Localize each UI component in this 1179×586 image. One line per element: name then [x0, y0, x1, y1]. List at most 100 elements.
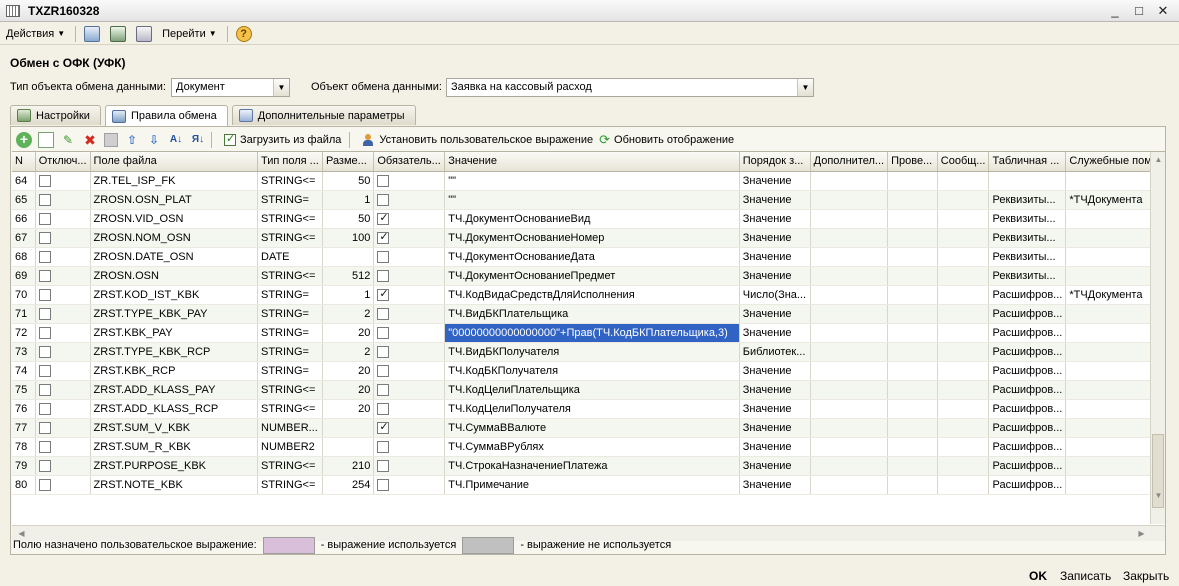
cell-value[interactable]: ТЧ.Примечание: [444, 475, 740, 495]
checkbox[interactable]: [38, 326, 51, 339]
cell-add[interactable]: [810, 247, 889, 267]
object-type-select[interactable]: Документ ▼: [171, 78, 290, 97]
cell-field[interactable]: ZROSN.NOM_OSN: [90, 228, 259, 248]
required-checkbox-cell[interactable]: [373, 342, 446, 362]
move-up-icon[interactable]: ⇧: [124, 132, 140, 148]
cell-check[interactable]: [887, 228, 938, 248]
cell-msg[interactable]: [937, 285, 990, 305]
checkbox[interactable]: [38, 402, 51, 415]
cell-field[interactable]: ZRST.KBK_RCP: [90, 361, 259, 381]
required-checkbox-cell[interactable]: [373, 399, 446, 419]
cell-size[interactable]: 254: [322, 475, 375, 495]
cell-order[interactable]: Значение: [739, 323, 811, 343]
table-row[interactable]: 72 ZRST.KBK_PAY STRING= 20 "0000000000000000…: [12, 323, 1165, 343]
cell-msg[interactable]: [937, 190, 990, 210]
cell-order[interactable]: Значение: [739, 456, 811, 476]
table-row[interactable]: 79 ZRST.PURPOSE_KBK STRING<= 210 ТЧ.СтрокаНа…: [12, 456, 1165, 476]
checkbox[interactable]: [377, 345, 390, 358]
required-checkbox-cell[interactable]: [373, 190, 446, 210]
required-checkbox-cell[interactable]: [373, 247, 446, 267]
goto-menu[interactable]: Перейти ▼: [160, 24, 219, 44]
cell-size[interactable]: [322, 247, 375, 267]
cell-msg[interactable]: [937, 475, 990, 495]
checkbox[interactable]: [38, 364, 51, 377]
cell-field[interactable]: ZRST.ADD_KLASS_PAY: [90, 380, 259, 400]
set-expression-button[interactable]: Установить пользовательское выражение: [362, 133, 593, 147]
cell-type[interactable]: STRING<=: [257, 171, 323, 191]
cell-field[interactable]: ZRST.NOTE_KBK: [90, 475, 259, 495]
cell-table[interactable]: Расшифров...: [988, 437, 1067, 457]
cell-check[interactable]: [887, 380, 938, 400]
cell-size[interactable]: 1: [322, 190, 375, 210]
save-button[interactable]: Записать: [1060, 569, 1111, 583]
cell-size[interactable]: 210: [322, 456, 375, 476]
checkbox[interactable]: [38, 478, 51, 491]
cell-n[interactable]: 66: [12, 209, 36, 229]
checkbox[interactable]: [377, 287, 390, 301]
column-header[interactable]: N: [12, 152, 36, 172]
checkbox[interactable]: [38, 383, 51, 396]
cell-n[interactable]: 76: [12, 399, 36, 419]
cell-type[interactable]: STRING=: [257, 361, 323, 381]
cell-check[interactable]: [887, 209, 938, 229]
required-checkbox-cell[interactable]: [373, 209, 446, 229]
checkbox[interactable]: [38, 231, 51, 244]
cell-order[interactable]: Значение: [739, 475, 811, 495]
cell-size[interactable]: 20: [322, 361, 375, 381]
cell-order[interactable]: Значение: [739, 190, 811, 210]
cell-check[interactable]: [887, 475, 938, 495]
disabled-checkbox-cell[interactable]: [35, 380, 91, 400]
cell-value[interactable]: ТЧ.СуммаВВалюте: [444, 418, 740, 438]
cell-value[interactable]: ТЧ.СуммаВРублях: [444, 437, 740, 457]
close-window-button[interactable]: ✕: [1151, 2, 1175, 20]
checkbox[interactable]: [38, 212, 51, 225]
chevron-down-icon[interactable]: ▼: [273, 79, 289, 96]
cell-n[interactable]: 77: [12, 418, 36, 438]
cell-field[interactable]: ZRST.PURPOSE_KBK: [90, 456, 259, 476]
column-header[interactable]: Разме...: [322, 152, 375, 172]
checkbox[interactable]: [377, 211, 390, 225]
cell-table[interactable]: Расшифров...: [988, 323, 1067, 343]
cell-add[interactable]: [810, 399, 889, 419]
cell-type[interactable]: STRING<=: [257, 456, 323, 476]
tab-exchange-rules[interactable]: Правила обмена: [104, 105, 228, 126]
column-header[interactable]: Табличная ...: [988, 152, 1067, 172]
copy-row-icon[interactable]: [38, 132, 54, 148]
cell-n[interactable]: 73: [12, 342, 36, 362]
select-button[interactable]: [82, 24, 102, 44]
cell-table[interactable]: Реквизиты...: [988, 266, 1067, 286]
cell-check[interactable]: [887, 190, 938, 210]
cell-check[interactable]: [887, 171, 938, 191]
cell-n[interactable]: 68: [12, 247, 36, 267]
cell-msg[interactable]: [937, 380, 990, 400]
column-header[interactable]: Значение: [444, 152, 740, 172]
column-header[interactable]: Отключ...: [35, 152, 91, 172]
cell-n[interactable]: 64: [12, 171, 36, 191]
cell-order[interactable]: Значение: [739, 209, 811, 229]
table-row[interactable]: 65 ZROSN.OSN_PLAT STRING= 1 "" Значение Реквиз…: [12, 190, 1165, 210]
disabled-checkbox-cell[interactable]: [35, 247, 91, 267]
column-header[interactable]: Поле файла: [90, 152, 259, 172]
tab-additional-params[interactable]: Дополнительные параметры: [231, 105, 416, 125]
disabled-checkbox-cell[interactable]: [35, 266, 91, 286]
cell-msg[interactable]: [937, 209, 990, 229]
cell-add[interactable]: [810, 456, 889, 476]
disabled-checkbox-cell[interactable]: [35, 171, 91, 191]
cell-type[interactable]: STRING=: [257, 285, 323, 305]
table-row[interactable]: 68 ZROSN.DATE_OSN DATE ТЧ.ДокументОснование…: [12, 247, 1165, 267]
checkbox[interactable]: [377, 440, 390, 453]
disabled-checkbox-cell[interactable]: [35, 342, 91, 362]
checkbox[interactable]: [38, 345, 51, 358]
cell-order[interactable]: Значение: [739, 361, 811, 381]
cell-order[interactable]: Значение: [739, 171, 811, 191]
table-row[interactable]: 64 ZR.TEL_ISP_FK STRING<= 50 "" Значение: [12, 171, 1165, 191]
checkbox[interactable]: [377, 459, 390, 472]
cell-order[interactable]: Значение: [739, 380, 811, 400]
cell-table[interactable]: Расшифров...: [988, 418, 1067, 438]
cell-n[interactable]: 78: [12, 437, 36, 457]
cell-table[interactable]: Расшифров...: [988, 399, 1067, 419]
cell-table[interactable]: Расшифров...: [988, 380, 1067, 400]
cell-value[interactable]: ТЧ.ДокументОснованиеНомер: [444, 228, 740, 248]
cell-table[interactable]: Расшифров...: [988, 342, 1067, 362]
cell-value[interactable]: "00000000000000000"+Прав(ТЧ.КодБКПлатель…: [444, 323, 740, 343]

What is needed:
Reproduce every line of the records above without any changes, and leave out the pictures.

Final answer:
Localize each UI component in this 1179×586 image. One line per element: name then [x0, y0, x1, y1]. List at most 100 elements.
cell-value[interactable]: ТЧ.Примечание: [444, 475, 740, 495]
checkbox[interactable]: [38, 326, 51, 339]
cell-add[interactable]: [810, 247, 889, 267]
object-type-select[interactable]: Документ ▼: [171, 78, 290, 97]
cell-field[interactable]: ZROSN.NOM_OSN: [90, 228, 259, 248]
required-checkbox-cell[interactable]: [373, 342, 446, 362]
move-up-icon[interactable]: ⇧: [124, 132, 140, 148]
cell-check[interactable]: [887, 228, 938, 248]
cell-msg[interactable]: [937, 285, 990, 305]
checkbox[interactable]: [38, 402, 51, 415]
cell-field[interactable]: ZRST.KBK_RCP: [90, 361, 259, 381]
required-checkbox-cell[interactable]: [373, 399, 446, 419]
cell-size[interactable]: 254: [322, 475, 375, 495]
cell-order[interactable]: Значение: [739, 323, 811, 343]
table-row[interactable]: 72 ZRST.KBK_PAY STRING= 20 "0000000000000000…: [12, 323, 1165, 343]
cell-msg[interactable]: [937, 190, 990, 210]
cell-order[interactable]: Значение: [739, 456, 811, 476]
table-row[interactable]: 79 ZRST.PURPOSE_KBK STRING<= 210 ТЧ.СтрокаНа…: [12, 456, 1165, 476]
checkbox[interactable]: [377, 345, 390, 358]
required-checkbox-cell[interactable]: [373, 190, 446, 210]
required-checkbox-cell[interactable]: [373, 247, 446, 267]
goto-menu[interactable]: Перейти ▼: [160, 24, 219, 44]
cell-size[interactable]: [322, 247, 375, 267]
cell-msg[interactable]: [937, 475, 990, 495]
checkbox[interactable]: [38, 364, 51, 377]
cell-field[interactable]: ZRST.ADD_KLASS_PAY: [90, 380, 259, 400]
set-expression-button[interactable]: Установить пользовательское выражение: [362, 133, 593, 147]
cell-type[interactable]: STRING<=: [257, 171, 323, 191]
cell-field[interactable]: ZRST.NOTE_KBK: [90, 475, 259, 495]
cell-table[interactable]: Расшифров...: [988, 437, 1067, 457]
cell-check[interactable]: [887, 380, 938, 400]
cell-size[interactable]: 1: [322, 190, 375, 210]
save-button[interactable]: Записать: [1060, 569, 1111, 583]
cell-size[interactable]: 210: [322, 456, 375, 476]
checkbox[interactable]: [38, 478, 51, 491]
cell-n[interactable]: 66: [12, 209, 36, 229]
checkbox[interactable]: [377, 287, 390, 301]
column-header[interactable]: N: [12, 152, 36, 172]
checkbox[interactable]: [38, 383, 51, 396]
cell-n[interactable]: 76: [12, 399, 36, 419]
cell-type[interactable]: STRING=: [257, 361, 323, 381]
cell-check[interactable]: [887, 209, 938, 229]
required-checkbox-cell[interactable]: [373, 209, 446, 229]
checkbox[interactable]: [38, 231, 51, 244]
cell-order[interactable]: Значение: [739, 475, 811, 495]
cell-size[interactable]: 20: [322, 361, 375, 381]
cell-order[interactable]: Значение: [739, 190, 811, 210]
cell-check[interactable]: [887, 475, 938, 495]
disabled-checkbox-cell[interactable]: [35, 380, 91, 400]
cell-value[interactable]: ТЧ.СуммаВВалюте: [444, 418, 740, 438]
cell-value[interactable]: ТЧ.СуммаВРублях: [444, 437, 740, 457]
close-window-button[interactable]: ✕: [1151, 2, 1175, 20]
checkbox[interactable]: [38, 212, 51, 225]
chevron-down-icon[interactable]: ▼: [273, 79, 289, 96]
cell-n[interactable]: 77: [12, 418, 36, 438]
cell-field[interactable]: ZRST.PURPOSE_KBK: [90, 456, 259, 476]
column-header[interactable]: Разме...: [322, 152, 375, 172]
checkbox[interactable]: [377, 211, 390, 225]
cell-table[interactable]: Расшифров...: [988, 323, 1067, 343]
cell-add[interactable]: [810, 399, 889, 419]
cell-type[interactable]: STRING<=: [257, 456, 323, 476]
tab-exchange-rules[interactable]: Правила обмена: [104, 105, 228, 126]
column-header[interactable]: Табличная ...: [988, 152, 1067, 172]
copy-row-icon[interactable]: [38, 132, 54, 148]
cell-n[interactable]: 73: [12, 342, 36, 362]
select-button[interactable]: [82, 24, 102, 44]
cell-table[interactable]: Реквизиты...: [988, 266, 1067, 286]
cell-check[interactable]: [887, 190, 938, 210]
cell-check[interactable]: [887, 171, 938, 191]
cell-n[interactable]: 68: [12, 247, 36, 267]
cell-msg[interactable]: [937, 380, 990, 400]
column-header[interactable]: Значение: [444, 152, 740, 172]
column-header[interactable]: Отключ...: [35, 152, 91, 172]
cell-n[interactable]: 64: [12, 171, 36, 191]
cell-order[interactable]: Значение: [739, 209, 811, 229]
table-row[interactable]: 65 ZROSN.OSN_PLAT STRING= 1 "" Значение Реквиз…: [12, 190, 1165, 210]
disabled-checkbox-cell[interactable]: [35, 247, 91, 267]
column-header[interactable]: Поле файла: [90, 152, 259, 172]
tab-additional-params[interactable]: Дополнительные параметры: [231, 105, 416, 125]
disabled-checkbox-cell[interactable]: [35, 266, 91, 286]
cell-msg[interactable]: [937, 209, 990, 229]
cell-add[interactable]: [810, 456, 889, 476]
disabled-checkbox-cell[interactable]: [35, 171, 91, 191]
cell-type[interactable]: STRING=: [257, 285, 323, 305]
table-row[interactable]: 68 ZROSN.DATE_OSN DATE ТЧ.ДокументОснование…: [12, 247, 1165, 267]
checkbox[interactable]: [377, 440, 390, 453]
disabled-checkbox-cell[interactable]: [35, 342, 91, 362]
checkbox[interactable]: [38, 345, 51, 358]
cell-order[interactable]: Значение: [739, 361, 811, 381]
cell-order[interactable]: Значение: [739, 171, 811, 191]
table-row[interactable]: 64 ZR.TEL_ISP_FK STRING<= 50 "" Значение: [12, 171, 1165, 191]
checkbox[interactable]: [377, 459, 390, 472]
cell-order[interactable]: Значение: [739, 380, 811, 400]
cell-table[interactable]: Расшифров...: [988, 418, 1067, 438]
cell-n[interactable]: 78: [12, 437, 36, 457]
cell-table[interactable]: Расшифров...: [988, 399, 1067, 419]
cell-table[interactable]: Расшифров...: [988, 380, 1067, 400]
cell-value[interactable]: ТЧ.ДокументОснованиеНомер: [444, 228, 740, 248]
cell-table[interactable]: Расшифров...: [988, 342, 1067, 362]
cell-value[interactable]: "00000000000000000"+Прав(ТЧ.КодБКПлатель…: [444, 323, 740, 343]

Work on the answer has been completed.